Task to carry out:
Examine the records and identify each line that includes the string "Sheet". Copy those lines.

Input:

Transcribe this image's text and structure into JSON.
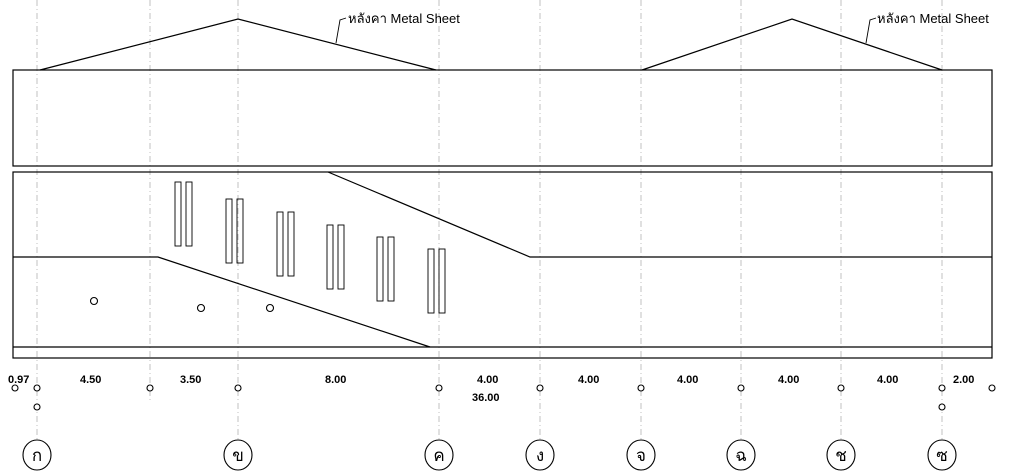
{
  "roof_labels": [
    "หลังคา Metal Sheet",
    "หลังคา Metal Sheet"
  ],
  "dimensions": [
    "0.97",
    "4.50",
    "3.50",
    "8.00",
    "4.00",
    "4.00",
    "4.00",
    "4.00",
    "4.00",
    "2.00"
  ],
  "total_dimension": "36.00",
  "grid_labels": [
    "ก",
    "ข",
    "ค",
    "ง",
    "จ",
    "ฉ",
    "ช",
    "ซ"
  ]
}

The reply:
    "หลังคา Metal Sheet",
    "หลังคา Metal Sheet"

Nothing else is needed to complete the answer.